#### EXERCISE DIRECTIONS:
Repeat the material exactly, leaving nothing out.

# # # # #

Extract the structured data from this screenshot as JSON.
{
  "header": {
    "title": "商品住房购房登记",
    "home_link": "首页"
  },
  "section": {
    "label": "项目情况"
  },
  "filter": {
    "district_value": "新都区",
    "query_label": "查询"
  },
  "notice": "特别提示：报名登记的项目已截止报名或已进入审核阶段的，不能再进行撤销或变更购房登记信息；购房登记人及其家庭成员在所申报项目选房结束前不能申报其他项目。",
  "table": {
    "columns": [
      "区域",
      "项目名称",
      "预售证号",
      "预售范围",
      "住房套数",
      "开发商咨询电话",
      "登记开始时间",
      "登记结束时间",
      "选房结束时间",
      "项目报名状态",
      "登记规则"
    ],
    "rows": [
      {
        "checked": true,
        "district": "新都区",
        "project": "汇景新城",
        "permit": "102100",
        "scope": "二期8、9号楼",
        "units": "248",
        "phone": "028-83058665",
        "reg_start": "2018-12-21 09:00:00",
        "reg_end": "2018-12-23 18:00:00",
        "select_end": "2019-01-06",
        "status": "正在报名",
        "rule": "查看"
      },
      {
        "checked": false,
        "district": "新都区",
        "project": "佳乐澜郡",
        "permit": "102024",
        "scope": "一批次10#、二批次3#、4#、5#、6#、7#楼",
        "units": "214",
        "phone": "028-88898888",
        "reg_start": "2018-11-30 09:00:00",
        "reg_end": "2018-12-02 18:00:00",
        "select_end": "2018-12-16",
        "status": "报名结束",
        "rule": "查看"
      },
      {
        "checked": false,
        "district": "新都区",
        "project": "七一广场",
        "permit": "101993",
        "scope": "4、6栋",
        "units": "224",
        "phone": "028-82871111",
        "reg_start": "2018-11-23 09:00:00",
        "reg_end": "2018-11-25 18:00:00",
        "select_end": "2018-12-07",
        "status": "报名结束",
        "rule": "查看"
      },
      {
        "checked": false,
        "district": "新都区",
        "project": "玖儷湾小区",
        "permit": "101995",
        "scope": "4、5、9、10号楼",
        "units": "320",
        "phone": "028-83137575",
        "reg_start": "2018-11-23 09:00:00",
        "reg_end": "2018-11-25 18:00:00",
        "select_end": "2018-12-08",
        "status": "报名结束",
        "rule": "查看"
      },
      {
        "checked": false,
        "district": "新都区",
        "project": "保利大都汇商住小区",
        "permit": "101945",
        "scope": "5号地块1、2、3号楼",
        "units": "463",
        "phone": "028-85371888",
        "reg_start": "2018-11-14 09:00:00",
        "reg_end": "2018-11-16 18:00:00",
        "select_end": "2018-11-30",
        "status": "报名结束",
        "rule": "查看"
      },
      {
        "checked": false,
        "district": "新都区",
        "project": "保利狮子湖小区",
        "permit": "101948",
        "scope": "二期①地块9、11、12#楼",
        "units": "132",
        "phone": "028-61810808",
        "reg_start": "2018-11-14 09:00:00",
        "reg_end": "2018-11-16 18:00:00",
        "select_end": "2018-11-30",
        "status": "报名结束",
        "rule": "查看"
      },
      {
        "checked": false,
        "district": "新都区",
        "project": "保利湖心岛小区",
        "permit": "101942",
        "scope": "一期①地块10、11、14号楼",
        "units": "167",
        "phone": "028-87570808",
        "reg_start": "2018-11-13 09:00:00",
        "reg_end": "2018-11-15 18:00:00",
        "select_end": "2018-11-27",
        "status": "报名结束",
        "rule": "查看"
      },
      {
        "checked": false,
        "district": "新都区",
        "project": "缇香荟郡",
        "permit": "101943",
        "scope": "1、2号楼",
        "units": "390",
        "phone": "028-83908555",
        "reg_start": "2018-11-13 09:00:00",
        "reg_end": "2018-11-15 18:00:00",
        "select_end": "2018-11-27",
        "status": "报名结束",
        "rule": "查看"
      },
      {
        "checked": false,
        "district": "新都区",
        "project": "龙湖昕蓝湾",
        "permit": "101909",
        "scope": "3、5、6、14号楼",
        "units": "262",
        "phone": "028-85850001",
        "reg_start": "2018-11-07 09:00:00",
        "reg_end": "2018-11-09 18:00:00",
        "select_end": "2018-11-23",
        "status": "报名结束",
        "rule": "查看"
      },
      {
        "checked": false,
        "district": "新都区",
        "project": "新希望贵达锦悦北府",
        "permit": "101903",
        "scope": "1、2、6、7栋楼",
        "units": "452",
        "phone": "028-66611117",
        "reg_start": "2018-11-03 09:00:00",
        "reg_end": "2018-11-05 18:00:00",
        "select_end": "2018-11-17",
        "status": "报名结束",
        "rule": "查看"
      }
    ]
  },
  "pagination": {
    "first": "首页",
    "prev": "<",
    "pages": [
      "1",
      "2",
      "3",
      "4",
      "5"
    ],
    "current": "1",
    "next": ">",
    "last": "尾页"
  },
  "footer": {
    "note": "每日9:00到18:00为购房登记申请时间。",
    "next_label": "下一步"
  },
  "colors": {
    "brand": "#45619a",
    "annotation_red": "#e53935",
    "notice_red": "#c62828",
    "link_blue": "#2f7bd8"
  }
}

# # # # #

#### RESPONSE TO THE EXERCISE:
Extract the structured data from this screenshot as JSON.
{
  "header": {
    "title": "商品住房购房登记",
    "home_link": "首页"
  },
  "section": {
    "label": "项目情况"
  },
  "filter": {
    "district_value": "新都区",
    "query_label": "查询"
  },
  "notice": "特别提示：报名登记的项目已截止报名或已进入审核阶段的，不能再进行撤销或变更购房登记信息；购房登记人及其家庭成员在所申报项目选房结束前不能申报其他项目。",
  "table": {
    "columns": [
      "区域",
      "项目名称",
      "预售证号",
      "预售范围",
      "住房套数",
      "开发商咨询电话",
      "登记开始时间",
      "登记结束时间",
      "选房结束时间",
      "项目报名状态",
      "登记规则"
    ],
    "rows": [
      {
        "checked": true,
        "district": "新都区",
        "project": "汇景新城",
        "permit": "102100",
        "scope": "二期8、9号楼",
        "units": "248",
        "phone": "028-83058665",
        "reg_start": "2018-12-21 09:00:00",
        "reg_end": "2018-12-23 18:00:00",
        "select_end": "2019-01-06",
        "status": "正在报名",
        "rule": "查看"
      },
      {
        "checked": false,
        "district": "新都区",
        "project": "佳乐澜郡",
        "permit": "102024",
        "scope": "一批次10#、二批次3#、4#、5#、6#、7#楼",
        "units": "214",
        "phone": "028-88898888",
        "reg_start": "2018-11-30 09:00:00",
        "reg_end": "2018-12-02 18:00:00",
        "select_end": "2018-12-16",
        "status": "报名结束",
        "rule": "查看"
      },
      {
        "checked": false,
        "district": "新都区",
        "project": "七一广场",
        "permit": "101993",
        "scope": "4、6栋",
        "units": "224",
        "phone": "028-82871111",
        "reg_start": "2018-11-23 09:00:00",
        "reg_end": "2018-11-25 18:00:00",
        "select_end": "2018-12-07",
        "status": "报名结束",
        "rule": "查看"
      },
      {
        "checked": false,
        "district": "新都区",
        "project": "玖儷湾小区",
        "permit": "101995",
        "scope": "4、5、9、10号楼",
        "units": "320",
        "phone": "028-83137575",
        "reg_start": "2018-11-23 09:00:00",
        "reg_end": "2018-11-25 18:00:00",
        "select_end": "2018-12-08",
        "status": "报名结束",
        "rule": "查看"
      },
      {
        "checked": false,
        "district": "新都区",
        "project": "保利大都汇商住小区",
        "permit": "101945",
        "scope": "5号地块1、2、3号楼",
        "units": "463",
        "phone": "028-85371888",
        "reg_start": "2018-11-14 09:00:00",
        "reg_end": "2018-11-16 18:00:00",
        "select_end": "2018-11-30",
        "status": "报名结束",
        "rule": "查看"
      },
      {
        "checked": false,
        "district": "新都区",
        "project": "保利狮子湖小区",
        "permit": "101948",
        "scope": "二期①地块9、11、12#楼",
        "units": "132",
        "phone": "028-61810808",
        "reg_start": "2018-11-14 09:00:00",
        "reg_end": "2018-11-16 18:00:00",
        "select_end": "2018-11-30",
        "status": "报名结束",
        "rule": "查看"
      },
      {
        "checked": false,
        "district": "新都区",
        "project": "保利湖心岛小区",
        "permit": "101942",
        "scope": "一期①地块10、11、14号楼",
        "units": "167",
        "phone": "028-87570808",
        "reg_start": "2018-11-13 09:00:00",
        "reg_end": "2018-11-15 18:00:00",
        "select_end": "2018-11-27",
        "status": "报名结束",
        "rule": "查看"
      },
      {
        "checked": false,
        "district": "新都区",
        "project": "缇香荟郡",
        "permit": "101943",
        "scope": "1、2号楼",
        "units": "390",
        "phone": "028-83908555",
        "reg_start": "2018-11-13 09:00:00",
        "reg_end": "2018-11-15 18:00:00",
        "select_end": "2018-11-27",
        "status": "报名结束",
        "rule": "查看"
      },
      {
        "checked": false,
        "district": "新都区",
        "project": "龙湖昕蓝湾",
        "permit": "101909",
        "scope": "3、5、6、14号楼",
        "units": "262",
        "phone": "028-85850001",
        "reg_start": "2018-11-07 09:00:00",
        "reg_end": "2018-11-09 18:00:00",
        "select_end": "2018-11-23",
        "status": "报名结束",
        "rule": "查看"
      },
      {
        "checked": false,
        "district": "新都区",
        "project": "新希望贵达锦悦北府",
        "permit": "101903",
        "scope": "1、2、6、7栋楼",
        "units": "452",
        "phone": "028-66611117",
        "reg_start": "2018-11-03 09:00:00",
        "reg_end": "2018-11-05 18:00:00",
        "select_end": "2018-11-17",
        "status": "报名结束",
        "rule": "查看"
      }
    ]
  },
  "pagination": {
    "first": "首页",
    "prev": "<",
    "pages": [
      "1",
      "2",
      "3",
      "4",
      "5"
    ],
    "current": "1",
    "next": ">",
    "last": "尾页"
  },
  "footer": {
    "note": "每日9:00到18:00为购房登记申请时间。",
    "next_label": "下一步"
  },
  "colors": {
    "brand": "#45619a",
    "annotation_red": "#e53935",
    "notice_red": "#c62828",
    "link_blue": "#2f7bd8"
  }
}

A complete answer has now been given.